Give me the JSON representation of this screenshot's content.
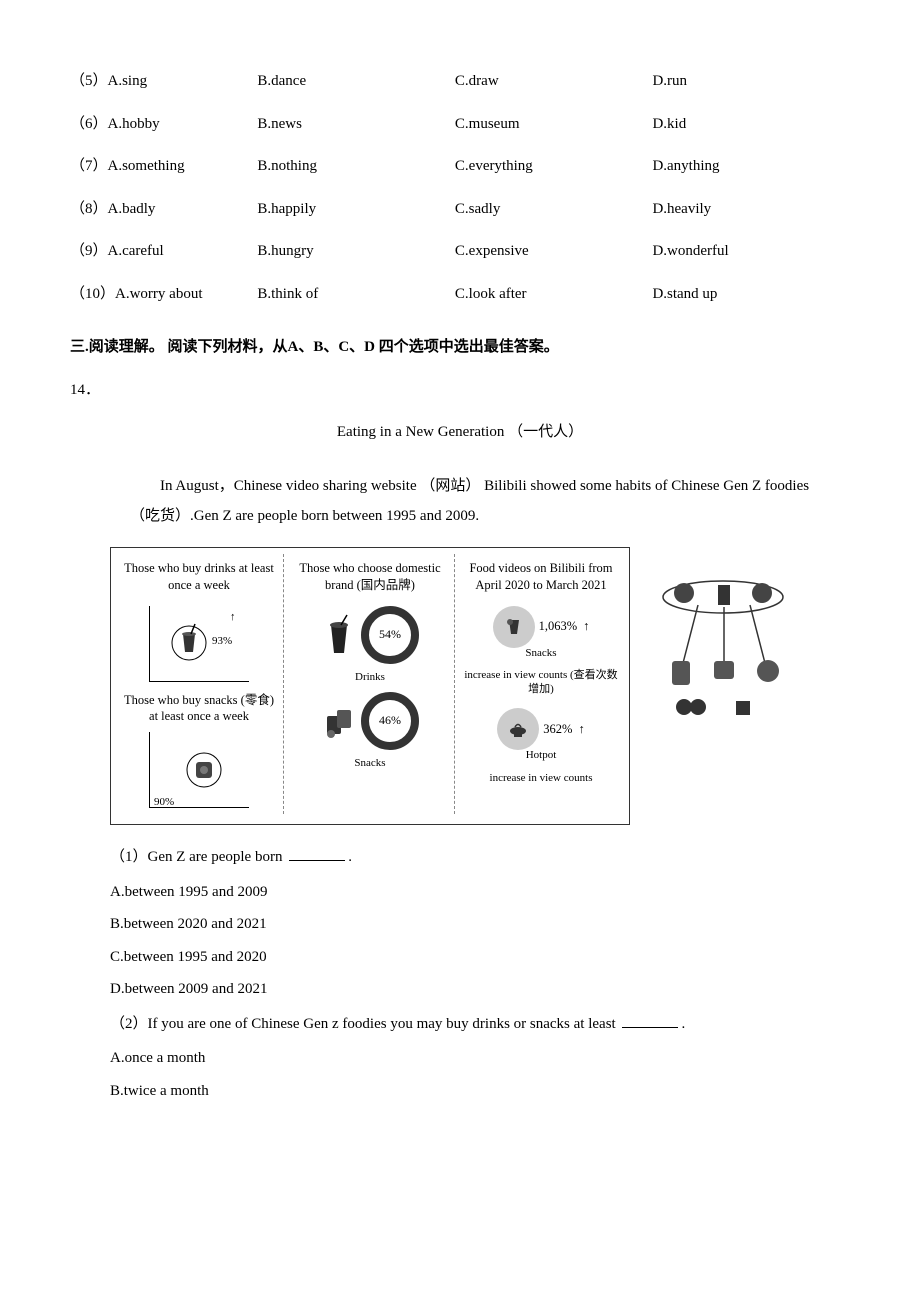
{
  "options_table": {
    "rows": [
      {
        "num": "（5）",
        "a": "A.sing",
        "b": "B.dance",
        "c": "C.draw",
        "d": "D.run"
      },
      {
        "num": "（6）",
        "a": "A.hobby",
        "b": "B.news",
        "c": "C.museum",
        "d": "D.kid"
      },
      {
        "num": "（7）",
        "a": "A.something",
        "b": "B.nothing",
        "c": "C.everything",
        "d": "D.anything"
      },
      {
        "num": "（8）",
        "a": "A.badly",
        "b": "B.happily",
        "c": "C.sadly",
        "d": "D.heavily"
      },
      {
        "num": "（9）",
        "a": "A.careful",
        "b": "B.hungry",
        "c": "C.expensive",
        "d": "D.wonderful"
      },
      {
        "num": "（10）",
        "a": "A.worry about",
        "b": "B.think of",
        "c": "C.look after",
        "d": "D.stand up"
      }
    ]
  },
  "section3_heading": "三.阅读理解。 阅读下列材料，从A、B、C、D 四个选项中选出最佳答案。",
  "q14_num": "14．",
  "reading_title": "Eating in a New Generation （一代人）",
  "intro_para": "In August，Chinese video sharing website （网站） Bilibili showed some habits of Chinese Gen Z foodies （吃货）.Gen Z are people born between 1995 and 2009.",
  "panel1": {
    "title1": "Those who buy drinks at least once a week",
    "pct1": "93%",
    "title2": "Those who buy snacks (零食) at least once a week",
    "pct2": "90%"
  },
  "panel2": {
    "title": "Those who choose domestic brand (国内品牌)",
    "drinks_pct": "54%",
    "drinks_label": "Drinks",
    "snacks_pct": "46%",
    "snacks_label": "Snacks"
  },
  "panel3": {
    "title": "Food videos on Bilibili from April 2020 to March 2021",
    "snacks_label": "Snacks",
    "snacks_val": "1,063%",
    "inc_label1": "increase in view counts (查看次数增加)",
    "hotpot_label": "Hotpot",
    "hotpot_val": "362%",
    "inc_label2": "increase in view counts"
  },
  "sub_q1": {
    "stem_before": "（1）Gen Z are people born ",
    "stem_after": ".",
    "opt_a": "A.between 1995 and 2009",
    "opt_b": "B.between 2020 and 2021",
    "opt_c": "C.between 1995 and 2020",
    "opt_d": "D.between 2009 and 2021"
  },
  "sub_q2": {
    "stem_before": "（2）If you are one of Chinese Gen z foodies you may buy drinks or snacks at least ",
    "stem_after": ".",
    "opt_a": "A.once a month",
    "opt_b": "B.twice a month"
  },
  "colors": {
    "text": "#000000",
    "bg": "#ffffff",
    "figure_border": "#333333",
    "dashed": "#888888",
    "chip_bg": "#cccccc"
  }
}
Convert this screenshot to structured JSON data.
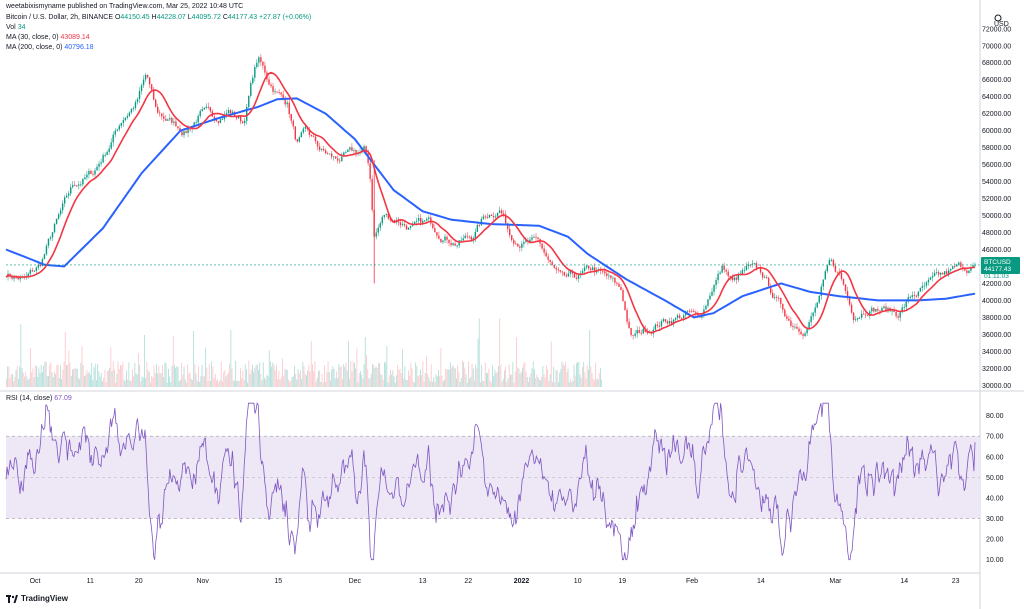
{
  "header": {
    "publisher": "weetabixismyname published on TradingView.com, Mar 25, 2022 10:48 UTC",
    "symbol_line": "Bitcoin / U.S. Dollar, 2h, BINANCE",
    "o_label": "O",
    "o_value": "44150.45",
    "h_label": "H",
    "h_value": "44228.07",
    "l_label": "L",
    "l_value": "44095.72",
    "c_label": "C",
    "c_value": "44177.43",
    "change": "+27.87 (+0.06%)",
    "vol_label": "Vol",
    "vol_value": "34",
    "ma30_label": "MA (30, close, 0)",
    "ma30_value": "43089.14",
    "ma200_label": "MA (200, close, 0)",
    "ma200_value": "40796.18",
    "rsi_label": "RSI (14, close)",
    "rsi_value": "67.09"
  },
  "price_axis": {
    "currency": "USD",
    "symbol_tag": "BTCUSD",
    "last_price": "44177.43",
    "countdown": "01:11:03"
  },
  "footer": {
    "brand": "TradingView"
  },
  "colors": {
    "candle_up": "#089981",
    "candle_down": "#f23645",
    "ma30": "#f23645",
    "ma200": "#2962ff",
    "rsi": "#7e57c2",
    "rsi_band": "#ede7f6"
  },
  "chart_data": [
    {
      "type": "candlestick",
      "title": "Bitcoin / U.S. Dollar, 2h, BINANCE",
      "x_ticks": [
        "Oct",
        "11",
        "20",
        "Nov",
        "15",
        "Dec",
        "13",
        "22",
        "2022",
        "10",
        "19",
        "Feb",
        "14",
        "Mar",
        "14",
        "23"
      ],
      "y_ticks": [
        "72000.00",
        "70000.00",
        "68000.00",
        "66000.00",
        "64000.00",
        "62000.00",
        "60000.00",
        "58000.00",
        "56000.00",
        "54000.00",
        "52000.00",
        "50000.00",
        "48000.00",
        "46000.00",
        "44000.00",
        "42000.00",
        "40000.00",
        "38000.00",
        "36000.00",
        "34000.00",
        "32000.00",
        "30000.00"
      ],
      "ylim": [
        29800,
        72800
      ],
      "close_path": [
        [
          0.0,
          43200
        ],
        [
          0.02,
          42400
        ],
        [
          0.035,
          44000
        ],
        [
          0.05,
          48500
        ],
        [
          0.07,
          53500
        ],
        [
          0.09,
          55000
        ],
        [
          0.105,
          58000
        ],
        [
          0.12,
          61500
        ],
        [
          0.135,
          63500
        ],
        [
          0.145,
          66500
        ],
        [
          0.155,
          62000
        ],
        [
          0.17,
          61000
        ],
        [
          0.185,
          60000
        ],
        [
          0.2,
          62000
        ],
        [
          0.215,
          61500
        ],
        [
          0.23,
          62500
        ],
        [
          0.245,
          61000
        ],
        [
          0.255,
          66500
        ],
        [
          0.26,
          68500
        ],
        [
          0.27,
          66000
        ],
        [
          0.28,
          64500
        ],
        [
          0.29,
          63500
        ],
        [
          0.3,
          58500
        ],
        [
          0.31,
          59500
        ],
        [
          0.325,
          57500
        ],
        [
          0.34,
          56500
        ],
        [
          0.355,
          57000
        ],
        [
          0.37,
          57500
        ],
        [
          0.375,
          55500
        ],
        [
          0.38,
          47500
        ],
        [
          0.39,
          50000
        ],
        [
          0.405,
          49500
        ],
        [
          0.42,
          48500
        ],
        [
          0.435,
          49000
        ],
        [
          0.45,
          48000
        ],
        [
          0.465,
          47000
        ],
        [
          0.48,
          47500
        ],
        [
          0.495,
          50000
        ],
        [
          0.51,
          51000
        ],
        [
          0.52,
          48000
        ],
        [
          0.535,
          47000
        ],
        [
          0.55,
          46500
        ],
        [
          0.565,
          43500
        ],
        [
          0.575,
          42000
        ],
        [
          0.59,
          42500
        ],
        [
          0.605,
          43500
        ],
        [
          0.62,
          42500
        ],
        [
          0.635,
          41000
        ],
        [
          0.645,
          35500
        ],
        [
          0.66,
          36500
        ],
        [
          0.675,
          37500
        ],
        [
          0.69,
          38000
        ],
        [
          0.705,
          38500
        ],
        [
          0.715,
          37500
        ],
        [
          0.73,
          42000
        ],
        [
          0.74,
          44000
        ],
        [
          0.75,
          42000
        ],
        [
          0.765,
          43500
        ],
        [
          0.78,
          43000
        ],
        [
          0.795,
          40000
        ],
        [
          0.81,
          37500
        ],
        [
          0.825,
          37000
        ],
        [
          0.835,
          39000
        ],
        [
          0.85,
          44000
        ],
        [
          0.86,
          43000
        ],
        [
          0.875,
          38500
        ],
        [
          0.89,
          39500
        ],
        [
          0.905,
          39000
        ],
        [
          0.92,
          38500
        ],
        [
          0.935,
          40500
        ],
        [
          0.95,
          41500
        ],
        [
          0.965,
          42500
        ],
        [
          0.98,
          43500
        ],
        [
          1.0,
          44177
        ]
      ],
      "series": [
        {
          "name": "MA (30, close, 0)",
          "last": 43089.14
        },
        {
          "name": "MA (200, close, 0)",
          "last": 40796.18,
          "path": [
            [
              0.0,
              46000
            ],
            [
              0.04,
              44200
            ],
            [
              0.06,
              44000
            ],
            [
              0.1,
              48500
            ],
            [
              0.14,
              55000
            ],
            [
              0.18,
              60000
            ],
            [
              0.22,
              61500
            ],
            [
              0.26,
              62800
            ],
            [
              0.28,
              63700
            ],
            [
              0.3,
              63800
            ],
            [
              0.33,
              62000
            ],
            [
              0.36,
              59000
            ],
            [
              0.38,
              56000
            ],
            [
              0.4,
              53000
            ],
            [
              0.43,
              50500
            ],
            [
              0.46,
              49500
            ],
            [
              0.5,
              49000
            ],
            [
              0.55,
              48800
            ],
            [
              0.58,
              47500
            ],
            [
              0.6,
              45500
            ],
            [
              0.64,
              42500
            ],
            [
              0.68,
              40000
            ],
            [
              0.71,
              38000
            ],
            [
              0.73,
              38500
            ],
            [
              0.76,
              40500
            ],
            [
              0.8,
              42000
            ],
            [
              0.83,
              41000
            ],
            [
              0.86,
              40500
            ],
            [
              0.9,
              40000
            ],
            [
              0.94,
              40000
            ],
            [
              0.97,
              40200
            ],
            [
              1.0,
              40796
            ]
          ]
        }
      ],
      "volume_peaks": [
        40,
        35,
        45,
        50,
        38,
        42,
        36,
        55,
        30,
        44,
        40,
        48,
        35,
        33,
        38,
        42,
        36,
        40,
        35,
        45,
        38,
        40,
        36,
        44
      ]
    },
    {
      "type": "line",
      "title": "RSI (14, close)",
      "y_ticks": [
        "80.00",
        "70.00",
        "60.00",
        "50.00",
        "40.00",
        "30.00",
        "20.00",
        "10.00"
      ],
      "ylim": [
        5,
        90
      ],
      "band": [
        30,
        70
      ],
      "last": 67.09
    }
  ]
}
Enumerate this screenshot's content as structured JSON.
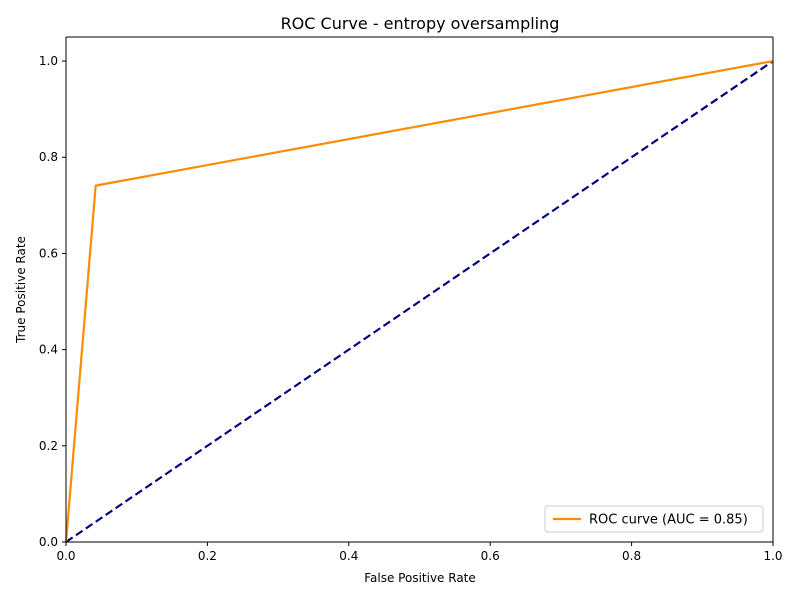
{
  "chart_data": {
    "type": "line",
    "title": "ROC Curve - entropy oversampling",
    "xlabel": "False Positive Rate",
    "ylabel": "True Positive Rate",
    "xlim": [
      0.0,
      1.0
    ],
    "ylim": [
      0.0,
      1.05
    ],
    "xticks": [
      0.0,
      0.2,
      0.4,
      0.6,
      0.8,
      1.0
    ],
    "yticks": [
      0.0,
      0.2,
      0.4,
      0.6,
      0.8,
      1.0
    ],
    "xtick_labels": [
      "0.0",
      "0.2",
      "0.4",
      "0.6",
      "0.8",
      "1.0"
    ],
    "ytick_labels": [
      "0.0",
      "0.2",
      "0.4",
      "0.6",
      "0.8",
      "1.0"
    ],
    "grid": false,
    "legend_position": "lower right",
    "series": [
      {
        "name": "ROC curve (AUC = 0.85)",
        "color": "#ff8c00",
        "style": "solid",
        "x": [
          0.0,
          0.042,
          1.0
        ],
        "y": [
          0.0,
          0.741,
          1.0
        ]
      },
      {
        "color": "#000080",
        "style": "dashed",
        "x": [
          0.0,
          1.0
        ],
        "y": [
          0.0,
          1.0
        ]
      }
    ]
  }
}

### [AIM]
Collect the lines that hold "content".

### [PROBLEM SOLUTION]
Give me the JSON representation of this screenshot's content.
Enumerate this screenshot's content as structured JSON.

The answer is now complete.